(Stored items)

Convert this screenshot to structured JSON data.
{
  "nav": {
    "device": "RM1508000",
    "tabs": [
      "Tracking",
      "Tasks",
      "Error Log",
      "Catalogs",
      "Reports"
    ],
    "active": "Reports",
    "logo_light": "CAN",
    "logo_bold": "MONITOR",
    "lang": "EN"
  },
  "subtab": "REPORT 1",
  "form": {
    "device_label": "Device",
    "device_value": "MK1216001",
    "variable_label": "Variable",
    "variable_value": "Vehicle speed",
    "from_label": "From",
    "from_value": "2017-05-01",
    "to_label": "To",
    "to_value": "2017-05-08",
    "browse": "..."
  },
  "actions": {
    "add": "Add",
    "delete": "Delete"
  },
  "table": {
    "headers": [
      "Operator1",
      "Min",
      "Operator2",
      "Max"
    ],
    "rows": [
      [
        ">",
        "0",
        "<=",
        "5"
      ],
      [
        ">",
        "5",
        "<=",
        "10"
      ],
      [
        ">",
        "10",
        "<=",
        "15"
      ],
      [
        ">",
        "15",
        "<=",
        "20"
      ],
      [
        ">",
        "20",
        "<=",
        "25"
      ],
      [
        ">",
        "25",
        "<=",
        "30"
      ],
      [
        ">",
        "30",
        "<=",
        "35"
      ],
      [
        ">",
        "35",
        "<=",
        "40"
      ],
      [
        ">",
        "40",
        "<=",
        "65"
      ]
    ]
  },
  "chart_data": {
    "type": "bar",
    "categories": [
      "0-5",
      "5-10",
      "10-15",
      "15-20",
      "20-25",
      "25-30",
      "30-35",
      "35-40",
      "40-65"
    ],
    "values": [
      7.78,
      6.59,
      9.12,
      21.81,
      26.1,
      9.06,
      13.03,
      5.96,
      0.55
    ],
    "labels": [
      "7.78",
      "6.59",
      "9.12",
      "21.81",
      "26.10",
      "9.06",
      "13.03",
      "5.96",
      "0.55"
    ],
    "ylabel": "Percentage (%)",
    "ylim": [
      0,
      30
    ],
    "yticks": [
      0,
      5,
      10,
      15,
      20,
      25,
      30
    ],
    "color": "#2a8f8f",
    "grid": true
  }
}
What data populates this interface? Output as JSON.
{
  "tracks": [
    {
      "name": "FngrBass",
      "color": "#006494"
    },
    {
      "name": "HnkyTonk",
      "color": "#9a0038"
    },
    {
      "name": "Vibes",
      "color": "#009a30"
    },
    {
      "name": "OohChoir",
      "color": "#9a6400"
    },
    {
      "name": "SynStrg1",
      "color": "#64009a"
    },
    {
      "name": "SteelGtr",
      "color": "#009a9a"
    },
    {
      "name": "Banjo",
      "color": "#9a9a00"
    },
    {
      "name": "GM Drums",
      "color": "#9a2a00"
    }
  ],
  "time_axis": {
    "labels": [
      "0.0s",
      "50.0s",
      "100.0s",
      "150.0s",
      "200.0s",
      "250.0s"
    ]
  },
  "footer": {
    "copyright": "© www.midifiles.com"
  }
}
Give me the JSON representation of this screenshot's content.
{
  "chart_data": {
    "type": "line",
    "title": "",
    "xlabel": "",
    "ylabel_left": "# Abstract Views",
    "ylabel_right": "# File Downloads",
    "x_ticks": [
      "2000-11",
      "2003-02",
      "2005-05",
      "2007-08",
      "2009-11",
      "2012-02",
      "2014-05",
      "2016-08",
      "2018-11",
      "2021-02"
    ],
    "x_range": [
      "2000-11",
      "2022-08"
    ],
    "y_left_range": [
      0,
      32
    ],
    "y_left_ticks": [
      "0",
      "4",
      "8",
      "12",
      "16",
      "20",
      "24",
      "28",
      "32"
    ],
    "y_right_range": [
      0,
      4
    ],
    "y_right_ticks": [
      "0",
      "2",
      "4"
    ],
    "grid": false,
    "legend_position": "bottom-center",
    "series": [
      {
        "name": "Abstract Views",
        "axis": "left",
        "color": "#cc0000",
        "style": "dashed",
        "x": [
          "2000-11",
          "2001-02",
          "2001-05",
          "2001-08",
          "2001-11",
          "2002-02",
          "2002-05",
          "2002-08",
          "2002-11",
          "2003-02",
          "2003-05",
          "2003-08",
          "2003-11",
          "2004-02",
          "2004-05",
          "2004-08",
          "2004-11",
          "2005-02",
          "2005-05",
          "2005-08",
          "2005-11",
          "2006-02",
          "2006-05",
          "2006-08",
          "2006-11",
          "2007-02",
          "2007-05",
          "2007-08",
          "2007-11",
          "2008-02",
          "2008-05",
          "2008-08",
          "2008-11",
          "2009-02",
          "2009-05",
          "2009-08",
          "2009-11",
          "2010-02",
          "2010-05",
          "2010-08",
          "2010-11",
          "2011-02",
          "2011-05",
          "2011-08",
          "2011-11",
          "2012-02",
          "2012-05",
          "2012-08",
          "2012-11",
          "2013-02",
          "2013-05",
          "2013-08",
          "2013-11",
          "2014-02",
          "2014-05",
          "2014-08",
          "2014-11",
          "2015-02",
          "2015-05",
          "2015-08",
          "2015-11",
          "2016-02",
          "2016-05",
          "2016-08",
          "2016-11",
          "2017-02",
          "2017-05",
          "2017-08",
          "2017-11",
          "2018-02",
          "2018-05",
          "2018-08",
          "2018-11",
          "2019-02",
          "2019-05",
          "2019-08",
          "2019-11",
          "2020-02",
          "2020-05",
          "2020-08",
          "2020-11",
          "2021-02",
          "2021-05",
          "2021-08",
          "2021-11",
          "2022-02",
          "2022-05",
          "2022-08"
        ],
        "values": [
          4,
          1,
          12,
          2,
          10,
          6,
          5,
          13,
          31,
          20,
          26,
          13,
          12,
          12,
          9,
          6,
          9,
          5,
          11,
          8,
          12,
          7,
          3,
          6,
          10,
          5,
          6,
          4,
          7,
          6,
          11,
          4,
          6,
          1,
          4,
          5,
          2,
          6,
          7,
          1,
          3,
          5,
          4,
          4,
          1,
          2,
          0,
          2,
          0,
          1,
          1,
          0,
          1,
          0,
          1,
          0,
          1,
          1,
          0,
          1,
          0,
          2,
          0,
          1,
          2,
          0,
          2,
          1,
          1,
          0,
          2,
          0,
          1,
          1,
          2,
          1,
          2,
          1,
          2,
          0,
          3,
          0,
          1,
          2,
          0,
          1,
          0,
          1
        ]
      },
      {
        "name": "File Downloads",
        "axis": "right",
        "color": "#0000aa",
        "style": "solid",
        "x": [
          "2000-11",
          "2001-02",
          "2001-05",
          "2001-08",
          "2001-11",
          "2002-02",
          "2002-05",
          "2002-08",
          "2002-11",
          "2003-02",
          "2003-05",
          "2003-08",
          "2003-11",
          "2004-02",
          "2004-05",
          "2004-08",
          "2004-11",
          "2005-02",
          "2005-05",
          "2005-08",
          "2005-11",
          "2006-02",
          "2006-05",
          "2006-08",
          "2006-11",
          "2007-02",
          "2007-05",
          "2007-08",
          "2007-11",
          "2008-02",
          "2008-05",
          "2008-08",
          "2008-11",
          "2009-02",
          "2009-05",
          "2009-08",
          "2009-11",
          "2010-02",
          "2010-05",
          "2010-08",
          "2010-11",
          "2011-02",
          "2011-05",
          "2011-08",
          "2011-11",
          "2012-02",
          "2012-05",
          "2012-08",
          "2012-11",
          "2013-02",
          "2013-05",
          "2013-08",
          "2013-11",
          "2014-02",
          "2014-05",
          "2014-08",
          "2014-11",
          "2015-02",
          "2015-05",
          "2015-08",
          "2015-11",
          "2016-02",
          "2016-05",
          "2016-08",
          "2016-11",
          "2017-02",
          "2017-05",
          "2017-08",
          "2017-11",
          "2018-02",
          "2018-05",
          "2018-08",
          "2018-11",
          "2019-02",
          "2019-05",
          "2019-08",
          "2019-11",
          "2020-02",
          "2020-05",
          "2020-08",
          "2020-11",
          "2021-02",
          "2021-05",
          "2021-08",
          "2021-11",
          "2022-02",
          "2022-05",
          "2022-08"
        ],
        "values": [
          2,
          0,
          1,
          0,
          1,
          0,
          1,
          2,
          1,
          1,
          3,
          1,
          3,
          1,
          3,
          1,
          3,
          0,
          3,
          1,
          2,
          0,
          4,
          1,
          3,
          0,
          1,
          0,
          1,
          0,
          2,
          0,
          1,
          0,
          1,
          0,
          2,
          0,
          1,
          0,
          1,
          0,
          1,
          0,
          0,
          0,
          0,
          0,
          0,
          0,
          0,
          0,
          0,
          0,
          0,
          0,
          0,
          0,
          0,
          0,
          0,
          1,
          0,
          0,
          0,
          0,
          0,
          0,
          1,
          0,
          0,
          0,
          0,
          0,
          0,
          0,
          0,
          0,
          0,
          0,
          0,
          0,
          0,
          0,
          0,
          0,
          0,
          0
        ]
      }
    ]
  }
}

- JOB: In the records above, find each line with the word "screenshot" and copy it.

- EXERCISE RESPONSE:
Convert this screenshot to structured JSON data.
Give me the JSON representation of this screenshot's content.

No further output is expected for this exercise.